━━ Records shown ━━

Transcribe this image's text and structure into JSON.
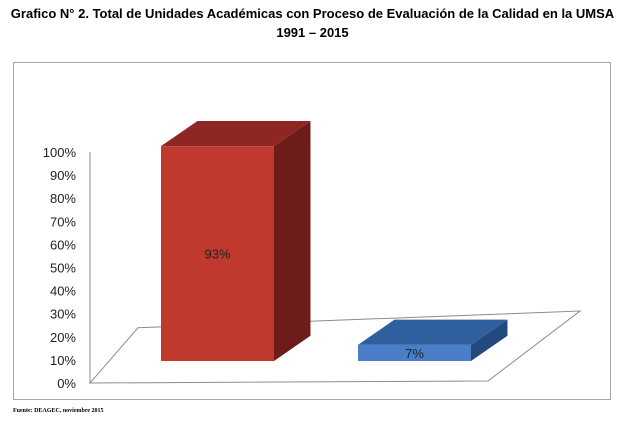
{
  "title_line1": "Grafico N° 2. Total de Unidades Académicas con Proceso de Evaluación de la Calidad en la UMSA",
  "title_line2": "1991 – 2015",
  "source_note": "Fuente: DEAGEC, noviembre 2015",
  "colors": {
    "bar_red_front": "#C0392F",
    "bar_red_top": "#8E2723",
    "bar_red_side": "#6E1C1A",
    "bar_blue_front": "#4A7EC8",
    "bar_blue_top": "#2F5F9E",
    "bar_blue_side": "#234A7E",
    "floor_stroke": "#8c8c8c",
    "axis_stroke": "#8c8c8c"
  },
  "chart_data": {
    "type": "bar",
    "categories": [
      "",
      ""
    ],
    "values": [
      93,
      7
    ],
    "data_labels": [
      "93%",
      "7%"
    ],
    "yticks": [
      "0%",
      "10%",
      "20%",
      "30%",
      "40%",
      "50%",
      "60%",
      "70%",
      "80%",
      "90%",
      "100%"
    ],
    "ylim": [
      0,
      100
    ],
    "grid": false,
    "legend": "none",
    "style": "3d"
  }
}
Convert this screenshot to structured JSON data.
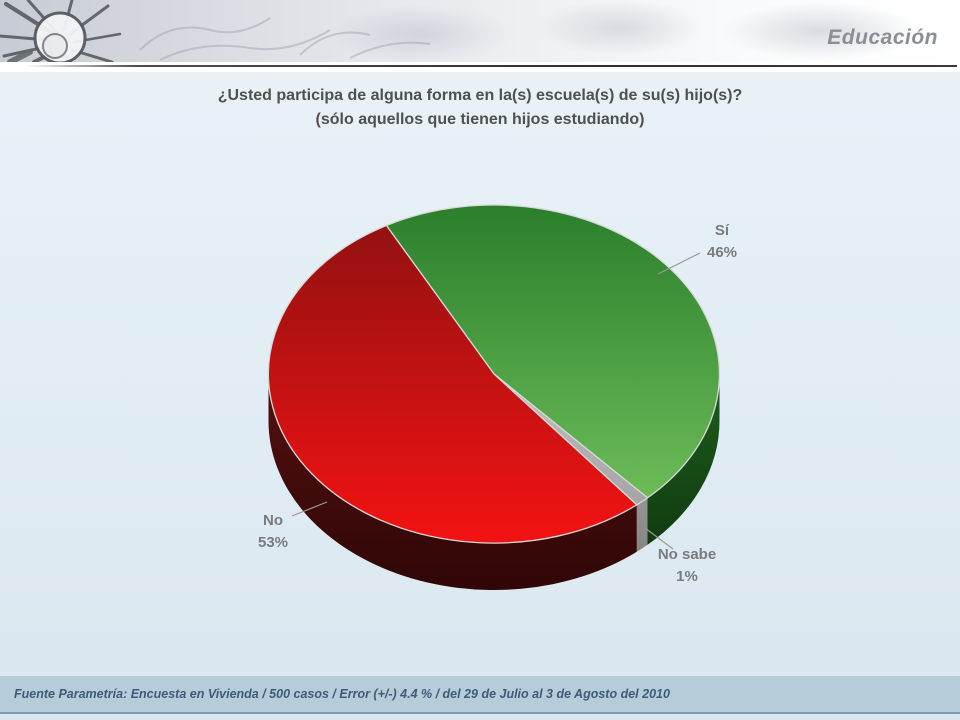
{
  "header": {
    "section_title": "Educación"
  },
  "title": {
    "line1": "¿Usted participa de alguna forma en la(s) escuela(s) de su(s) hijo(s)?",
    "line2": "(sólo aquellos que tienen hijos estudiando)"
  },
  "chart_data": {
    "type": "pie",
    "style": "3d",
    "title": "¿Usted participa de alguna forma en la(s) escuela(s) de su(s) hijo(s)? (sólo aquellos que tienen hijos estudiando)",
    "start_angle_deg": -28.5,
    "legend_position": "none",
    "slices": [
      {
        "label": "Sí",
        "value": 46,
        "pct_label": "46%",
        "color_top": "#2b7f2b",
        "color_bottom": "#76c560",
        "side_top": "#1d5e1d",
        "side_bottom": "#0d320d"
      },
      {
        "label": "No sabe",
        "value": 1,
        "pct_label": "1%",
        "color_top": "#e6e6e6",
        "color_bottom": "#9c9c9c",
        "side_top": "#bdbdbd",
        "side_bottom": "#787878"
      },
      {
        "label": "No",
        "value": 53,
        "pct_label": "53%",
        "color_top": "#8e1111",
        "color_bottom": "#f31212",
        "side_top": "#541010",
        "side_bottom": "#300606"
      }
    ]
  },
  "footer": {
    "source": "Fuente Parametría: Encuesta en Vivienda /  500 casos / Error (+/-) 4.4 % / del 29 de Julio al 3 de Agosto del 2010"
  }
}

━━━

## Short problem
Would you mind returning each entry above word for word, skipping the images?

## Full answer
Transcribe this image's text and structure into JSON.
{
  "title_line1": "Grafico N° 2. Total de Unidades Académicas con Proceso de Evaluación de la Calidad en la UMSA",
  "title_line2": "1991 – 2015",
  "source_note": "Fuente: DEAGEC, noviembre 2015",
  "colors": {
    "bar_red_front": "#C0392F",
    "bar_red_top": "#8E2723",
    "bar_red_side": "#6E1C1A",
    "bar_blue_front": "#4A7EC8",
    "bar_blue_top": "#2F5F9E",
    "bar_blue_side": "#234A7E",
    "floor_stroke": "#8c8c8c",
    "axis_stroke": "#8c8c8c"
  },
  "chart_data": {
    "type": "bar",
    "categories": [
      "",
      ""
    ],
    "values": [
      93,
      7
    ],
    "data_labels": [
      "93%",
      "7%"
    ],
    "yticks": [
      "0%",
      "10%",
      "20%",
      "30%",
      "40%",
      "50%",
      "60%",
      "70%",
      "80%",
      "90%",
      "100%"
    ],
    "ylim": [
      0,
      100
    ],
    "grid": false,
    "legend": "none",
    "style": "3d"
  }
}
Convert this screenshot to structured JSON data.
{
  "header": {
    "section_title": "Educación"
  },
  "title": {
    "line1": "¿Usted participa de alguna forma en la(s) escuela(s) de su(s) hijo(s)?",
    "line2": "(sólo aquellos que tienen hijos estudiando)"
  },
  "chart_data": {
    "type": "pie",
    "style": "3d",
    "title": "¿Usted participa de alguna forma en la(s) escuela(s) de su(s) hijo(s)? (sólo aquellos que tienen hijos estudiando)",
    "start_angle_deg": -28.5,
    "legend_position": "none",
    "slices": [
      {
        "label": "Sí",
        "value": 46,
        "pct_label": "46%",
        "color_top": "#2b7f2b",
        "color_bottom": "#76c560",
        "side_top": "#1d5e1d",
        "side_bottom": "#0d320d"
      },
      {
        "label": "No sabe",
        "value": 1,
        "pct_label": "1%",
        "color_top": "#e6e6e6",
        "color_bottom": "#9c9c9c",
        "side_top": "#bdbdbd",
        "side_bottom": "#787878"
      },
      {
        "label": "No",
        "value": 53,
        "pct_label": "53%",
        "color_top": "#8e1111",
        "color_bottom": "#f31212",
        "side_top": "#541010",
        "side_bottom": "#300606"
      }
    ]
  },
  "footer": {
    "source": "Fuente Parametría: Encuesta en Vivienda /  500 casos / Error (+/-) 4.4 % / del 29 de Julio al 3 de Agosto del 2010"
  }
}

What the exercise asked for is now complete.